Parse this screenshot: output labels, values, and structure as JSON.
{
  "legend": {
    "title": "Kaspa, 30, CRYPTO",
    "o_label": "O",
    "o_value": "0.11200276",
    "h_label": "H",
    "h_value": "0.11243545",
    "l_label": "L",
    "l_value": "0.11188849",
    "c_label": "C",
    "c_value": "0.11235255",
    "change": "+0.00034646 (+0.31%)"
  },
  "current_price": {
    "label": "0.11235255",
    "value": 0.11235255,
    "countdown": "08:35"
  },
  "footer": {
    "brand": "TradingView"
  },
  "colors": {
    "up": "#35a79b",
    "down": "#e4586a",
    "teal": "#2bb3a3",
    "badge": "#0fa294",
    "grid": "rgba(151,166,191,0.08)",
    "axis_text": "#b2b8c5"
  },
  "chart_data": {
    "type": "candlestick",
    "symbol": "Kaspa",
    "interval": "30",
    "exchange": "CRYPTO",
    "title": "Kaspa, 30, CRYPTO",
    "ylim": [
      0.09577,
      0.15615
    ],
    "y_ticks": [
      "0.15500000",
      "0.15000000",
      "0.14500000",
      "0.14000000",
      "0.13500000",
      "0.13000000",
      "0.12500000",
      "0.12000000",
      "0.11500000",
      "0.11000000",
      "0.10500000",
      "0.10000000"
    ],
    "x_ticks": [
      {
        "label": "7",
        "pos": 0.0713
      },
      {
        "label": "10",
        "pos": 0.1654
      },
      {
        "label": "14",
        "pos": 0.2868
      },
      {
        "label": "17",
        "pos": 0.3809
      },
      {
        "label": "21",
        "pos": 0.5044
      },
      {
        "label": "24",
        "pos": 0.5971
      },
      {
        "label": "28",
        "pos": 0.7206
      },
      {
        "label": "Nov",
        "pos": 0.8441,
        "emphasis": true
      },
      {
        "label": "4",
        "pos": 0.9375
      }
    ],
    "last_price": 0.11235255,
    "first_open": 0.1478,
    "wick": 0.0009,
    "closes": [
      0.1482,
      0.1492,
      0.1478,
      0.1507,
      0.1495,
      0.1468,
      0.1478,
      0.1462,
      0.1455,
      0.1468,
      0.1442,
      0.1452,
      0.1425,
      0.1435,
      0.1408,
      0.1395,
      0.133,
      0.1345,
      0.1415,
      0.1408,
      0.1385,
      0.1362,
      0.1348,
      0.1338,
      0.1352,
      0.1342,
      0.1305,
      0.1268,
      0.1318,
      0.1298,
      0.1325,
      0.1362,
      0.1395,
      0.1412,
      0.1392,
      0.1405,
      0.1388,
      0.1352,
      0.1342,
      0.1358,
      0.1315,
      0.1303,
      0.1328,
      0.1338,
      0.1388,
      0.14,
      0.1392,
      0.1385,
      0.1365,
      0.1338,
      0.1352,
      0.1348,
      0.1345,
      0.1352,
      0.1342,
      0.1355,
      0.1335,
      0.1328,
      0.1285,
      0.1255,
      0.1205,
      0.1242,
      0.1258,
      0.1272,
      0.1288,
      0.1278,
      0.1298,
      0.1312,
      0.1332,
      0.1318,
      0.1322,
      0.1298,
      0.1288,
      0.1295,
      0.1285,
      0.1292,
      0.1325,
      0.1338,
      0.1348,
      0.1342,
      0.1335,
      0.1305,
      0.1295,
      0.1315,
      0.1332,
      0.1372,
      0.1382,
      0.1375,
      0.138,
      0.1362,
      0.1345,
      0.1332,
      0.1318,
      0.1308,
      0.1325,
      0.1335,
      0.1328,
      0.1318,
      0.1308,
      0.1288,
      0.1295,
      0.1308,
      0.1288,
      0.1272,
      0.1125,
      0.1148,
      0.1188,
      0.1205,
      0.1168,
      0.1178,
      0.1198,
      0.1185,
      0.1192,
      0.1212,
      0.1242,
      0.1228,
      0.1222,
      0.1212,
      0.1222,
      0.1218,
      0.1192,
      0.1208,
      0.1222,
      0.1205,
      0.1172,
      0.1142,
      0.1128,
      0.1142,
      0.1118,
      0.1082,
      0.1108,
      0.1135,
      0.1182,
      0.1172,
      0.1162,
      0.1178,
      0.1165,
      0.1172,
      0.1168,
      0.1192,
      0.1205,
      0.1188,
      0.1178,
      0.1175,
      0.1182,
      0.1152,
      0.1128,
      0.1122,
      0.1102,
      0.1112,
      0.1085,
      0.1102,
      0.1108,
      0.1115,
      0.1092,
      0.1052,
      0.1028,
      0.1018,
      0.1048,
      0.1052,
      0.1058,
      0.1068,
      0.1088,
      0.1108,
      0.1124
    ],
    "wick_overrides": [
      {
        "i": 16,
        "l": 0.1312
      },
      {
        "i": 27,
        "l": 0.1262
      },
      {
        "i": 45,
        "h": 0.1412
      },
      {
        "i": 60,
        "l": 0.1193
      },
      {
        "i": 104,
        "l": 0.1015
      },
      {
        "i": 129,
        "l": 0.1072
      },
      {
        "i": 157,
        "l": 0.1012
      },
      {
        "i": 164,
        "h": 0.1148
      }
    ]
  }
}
____________
*REQUIRED WORK*
Extract all of the data shown above without alteration.

*THE COMPLETED TASK*
Parse this screenshot: output labels, values, and structure as JSON.
{
  "legend": {
    "title": "Kaspa, 30, CRYPTO",
    "o_label": "O",
    "o_value": "0.11200276",
    "h_label": "H",
    "h_value": "0.11243545",
    "l_label": "L",
    "l_value": "0.11188849",
    "c_label": "C",
    "c_value": "0.11235255",
    "change": "+0.00034646 (+0.31%)"
  },
  "current_price": {
    "label": "0.11235255",
    "value": 0.11235255,
    "countdown": "08:35"
  },
  "footer": {
    "brand": "TradingView"
  },
  "colors": {
    "up": "#35a79b",
    "down": "#e4586a",
    "teal": "#2bb3a3",
    "badge": "#0fa294",
    "grid": "rgba(151,166,191,0.08)",
    "axis_text": "#b2b8c5"
  },
  "chart_data": {
    "type": "candlestick",
    "symbol": "Kaspa",
    "interval": "30",
    "exchange": "CRYPTO",
    "title": "Kaspa, 30, CRYPTO",
    "ylim": [
      0.09577,
      0.15615
    ],
    "y_ticks": [
      "0.15500000",
      "0.15000000",
      "0.14500000",
      "0.14000000",
      "0.13500000",
      "0.13000000",
      "0.12500000",
      "0.12000000",
      "0.11500000",
      "0.11000000",
      "0.10500000",
      "0.10000000"
    ],
    "x_ticks": [
      {
        "label": "7",
        "pos": 0.0713
      },
      {
        "label": "10",
        "pos": 0.1654
      },
      {
        "label": "14",
        "pos": 0.2868
      },
      {
        "label": "17",
        "pos": 0.3809
      },
      {
        "label": "21",
        "pos": 0.5044
      },
      {
        "label": "24",
        "pos": 0.5971
      },
      {
        "label": "28",
        "pos": 0.7206
      },
      {
        "label": "Nov",
        "pos": 0.8441,
        "emphasis": true
      },
      {
        "label": "4",
        "pos": 0.9375
      }
    ],
    "last_price": 0.11235255,
    "first_open": 0.1478,
    "wick": 0.0009,
    "closes": [
      0.1482,
      0.1492,
      0.1478,
      0.1507,
      0.1495,
      0.1468,
      0.1478,
      0.1462,
      0.1455,
      0.1468,
      0.1442,
      0.1452,
      0.1425,
      0.1435,
      0.1408,
      0.1395,
      0.133,
      0.1345,
      0.1415,
      0.1408,
      0.1385,
      0.1362,
      0.1348,
      0.1338,
      0.1352,
      0.1342,
      0.1305,
      0.1268,
      0.1318,
      0.1298,
      0.1325,
      0.1362,
      0.1395,
      0.1412,
      0.1392,
      0.1405,
      0.1388,
      0.1352,
      0.1342,
      0.1358,
      0.1315,
      0.1303,
      0.1328,
      0.1338,
      0.1388,
      0.14,
      0.1392,
      0.1385,
      0.1365,
      0.1338,
      0.1352,
      0.1348,
      0.1345,
      0.1352,
      0.1342,
      0.1355,
      0.1335,
      0.1328,
      0.1285,
      0.1255,
      0.1205,
      0.1242,
      0.1258,
      0.1272,
      0.1288,
      0.1278,
      0.1298,
      0.1312,
      0.1332,
      0.1318,
      0.1322,
      0.1298,
      0.1288,
      0.1295,
      0.1285,
      0.1292,
      0.1325,
      0.1338,
      0.1348,
      0.1342,
      0.1335,
      0.1305,
      0.1295,
      0.1315,
      0.1332,
      0.1372,
      0.1382,
      0.1375,
      0.138,
      0.1362,
      0.1345,
      0.1332,
      0.1318,
      0.1308,
      0.1325,
      0.1335,
      0.1328,
      0.1318,
      0.1308,
      0.1288,
      0.1295,
      0.1308,
      0.1288,
      0.1272,
      0.1125,
      0.1148,
      0.1188,
      0.1205,
      0.1168,
      0.1178,
      0.1198,
      0.1185,
      0.1192,
      0.1212,
      0.1242,
      0.1228,
      0.1222,
      0.1212,
      0.1222,
      0.1218,
      0.1192,
      0.1208,
      0.1222,
      0.1205,
      0.1172,
      0.1142,
      0.1128,
      0.1142,
      0.1118,
      0.1082,
      0.1108,
      0.1135,
      0.1182,
      0.1172,
      0.1162,
      0.1178,
      0.1165,
      0.1172,
      0.1168,
      0.1192,
      0.1205,
      0.1188,
      0.1178,
      0.1175,
      0.1182,
      0.1152,
      0.1128,
      0.1122,
      0.1102,
      0.1112,
      0.1085,
      0.1102,
      0.1108,
      0.1115,
      0.1092,
      0.1052,
      0.1028,
      0.1018,
      0.1048,
      0.1052,
      0.1058,
      0.1068,
      0.1088,
      0.1108,
      0.1124
    ],
    "wick_overrides": [
      {
        "i": 16,
        "l": 0.1312
      },
      {
        "i": 27,
        "l": 0.1262
      },
      {
        "i": 45,
        "h": 0.1412
      },
      {
        "i": 60,
        "l": 0.1193
      },
      {
        "i": 104,
        "l": 0.1015
      },
      {
        "i": 129,
        "l": 0.1072
      },
      {
        "i": 157,
        "l": 0.1012
      },
      {
        "i": 164,
        "h": 0.1148
      }
    ]
  }
}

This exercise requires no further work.